**Task prompt**
In the records that follow, show each line where the word "MediumLow" is present.

**Task input**
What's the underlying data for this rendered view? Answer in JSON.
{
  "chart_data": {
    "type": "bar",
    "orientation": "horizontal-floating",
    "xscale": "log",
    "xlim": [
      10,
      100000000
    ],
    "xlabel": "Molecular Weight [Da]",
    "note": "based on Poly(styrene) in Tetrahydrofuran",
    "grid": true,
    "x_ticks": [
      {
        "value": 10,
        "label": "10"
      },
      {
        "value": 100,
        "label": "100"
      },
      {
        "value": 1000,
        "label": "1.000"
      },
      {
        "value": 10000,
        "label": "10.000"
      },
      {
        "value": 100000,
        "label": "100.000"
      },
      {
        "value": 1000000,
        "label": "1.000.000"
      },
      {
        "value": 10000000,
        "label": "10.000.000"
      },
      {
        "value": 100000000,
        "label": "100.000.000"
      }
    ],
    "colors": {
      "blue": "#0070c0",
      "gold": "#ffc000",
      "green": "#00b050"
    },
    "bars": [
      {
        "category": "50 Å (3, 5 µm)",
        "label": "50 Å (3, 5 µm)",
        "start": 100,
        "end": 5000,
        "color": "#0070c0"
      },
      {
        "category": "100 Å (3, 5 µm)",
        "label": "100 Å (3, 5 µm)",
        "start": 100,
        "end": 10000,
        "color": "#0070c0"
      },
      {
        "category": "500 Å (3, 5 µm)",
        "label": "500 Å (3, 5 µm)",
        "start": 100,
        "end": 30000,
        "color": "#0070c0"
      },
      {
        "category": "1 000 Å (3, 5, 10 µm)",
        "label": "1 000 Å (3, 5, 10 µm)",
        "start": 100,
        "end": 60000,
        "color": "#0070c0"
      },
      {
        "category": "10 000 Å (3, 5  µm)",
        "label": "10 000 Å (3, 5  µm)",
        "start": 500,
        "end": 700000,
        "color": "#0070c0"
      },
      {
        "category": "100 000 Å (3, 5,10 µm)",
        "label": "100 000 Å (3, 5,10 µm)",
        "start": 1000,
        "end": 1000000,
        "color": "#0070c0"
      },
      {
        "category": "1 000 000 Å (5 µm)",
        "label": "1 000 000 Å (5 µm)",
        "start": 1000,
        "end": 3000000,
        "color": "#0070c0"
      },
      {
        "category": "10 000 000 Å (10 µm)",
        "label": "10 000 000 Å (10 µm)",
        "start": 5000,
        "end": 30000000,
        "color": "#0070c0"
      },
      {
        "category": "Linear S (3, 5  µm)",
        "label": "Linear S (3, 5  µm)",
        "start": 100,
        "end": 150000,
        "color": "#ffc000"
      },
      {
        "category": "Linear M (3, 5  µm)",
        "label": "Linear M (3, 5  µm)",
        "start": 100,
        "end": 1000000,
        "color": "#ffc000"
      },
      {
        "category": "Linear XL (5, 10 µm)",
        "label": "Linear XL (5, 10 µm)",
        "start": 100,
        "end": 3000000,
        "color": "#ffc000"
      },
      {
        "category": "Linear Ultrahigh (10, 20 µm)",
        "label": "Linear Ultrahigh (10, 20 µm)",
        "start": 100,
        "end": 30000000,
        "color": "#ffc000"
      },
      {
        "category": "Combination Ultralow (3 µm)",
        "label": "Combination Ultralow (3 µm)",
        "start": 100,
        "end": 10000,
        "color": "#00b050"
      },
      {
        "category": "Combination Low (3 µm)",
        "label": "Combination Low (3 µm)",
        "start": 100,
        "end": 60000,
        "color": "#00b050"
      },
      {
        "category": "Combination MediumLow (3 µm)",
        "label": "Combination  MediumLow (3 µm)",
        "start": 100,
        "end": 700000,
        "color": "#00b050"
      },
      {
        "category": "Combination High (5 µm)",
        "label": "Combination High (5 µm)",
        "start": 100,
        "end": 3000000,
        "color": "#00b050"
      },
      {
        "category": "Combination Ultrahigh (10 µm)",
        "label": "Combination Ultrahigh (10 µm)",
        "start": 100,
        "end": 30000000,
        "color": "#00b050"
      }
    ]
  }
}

**Output for this exercise**
        "category": "Combination MediumLow (3 µm)",
        "label": "Combination  MediumLow (3 µm)",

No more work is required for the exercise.